§ EXERCISE OBJECTIVE: State how many lines in the listing below include the word "system", and add nothing besides the number.

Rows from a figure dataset
◆ ◆ ◆ ◆ ◆
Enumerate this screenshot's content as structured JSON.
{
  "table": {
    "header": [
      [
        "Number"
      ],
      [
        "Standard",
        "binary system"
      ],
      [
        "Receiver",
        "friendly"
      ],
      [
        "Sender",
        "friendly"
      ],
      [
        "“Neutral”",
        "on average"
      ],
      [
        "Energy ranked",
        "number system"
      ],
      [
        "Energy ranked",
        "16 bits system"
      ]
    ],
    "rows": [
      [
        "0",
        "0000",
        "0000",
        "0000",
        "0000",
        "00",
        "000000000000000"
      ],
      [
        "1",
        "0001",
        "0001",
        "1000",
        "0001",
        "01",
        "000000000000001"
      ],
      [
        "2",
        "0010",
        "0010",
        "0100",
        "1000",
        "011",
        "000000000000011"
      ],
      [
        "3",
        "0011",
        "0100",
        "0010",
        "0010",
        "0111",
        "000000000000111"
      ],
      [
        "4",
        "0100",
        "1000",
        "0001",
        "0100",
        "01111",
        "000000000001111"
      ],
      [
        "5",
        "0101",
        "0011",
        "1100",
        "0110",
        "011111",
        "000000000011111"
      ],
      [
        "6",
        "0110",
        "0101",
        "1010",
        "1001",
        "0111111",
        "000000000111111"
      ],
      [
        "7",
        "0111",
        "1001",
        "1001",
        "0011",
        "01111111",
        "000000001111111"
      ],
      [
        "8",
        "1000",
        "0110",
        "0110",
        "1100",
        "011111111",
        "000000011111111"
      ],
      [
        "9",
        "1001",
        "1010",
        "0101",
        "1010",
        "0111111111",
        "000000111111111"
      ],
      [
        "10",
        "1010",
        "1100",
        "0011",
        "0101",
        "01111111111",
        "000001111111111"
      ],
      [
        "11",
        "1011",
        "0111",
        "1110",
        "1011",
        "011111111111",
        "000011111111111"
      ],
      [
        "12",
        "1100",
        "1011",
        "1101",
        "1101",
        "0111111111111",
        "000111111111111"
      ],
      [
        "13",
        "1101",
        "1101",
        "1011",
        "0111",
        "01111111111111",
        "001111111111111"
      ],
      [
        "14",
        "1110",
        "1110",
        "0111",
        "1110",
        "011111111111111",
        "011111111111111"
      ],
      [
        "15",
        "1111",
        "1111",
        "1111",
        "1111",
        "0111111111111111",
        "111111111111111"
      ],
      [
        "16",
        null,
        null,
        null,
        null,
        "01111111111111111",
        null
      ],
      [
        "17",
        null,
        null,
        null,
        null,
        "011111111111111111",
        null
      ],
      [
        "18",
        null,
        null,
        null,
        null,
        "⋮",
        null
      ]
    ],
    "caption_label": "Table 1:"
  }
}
◆ ◆ ◆ ◆ ◆
§ TASK RESPONSE: 3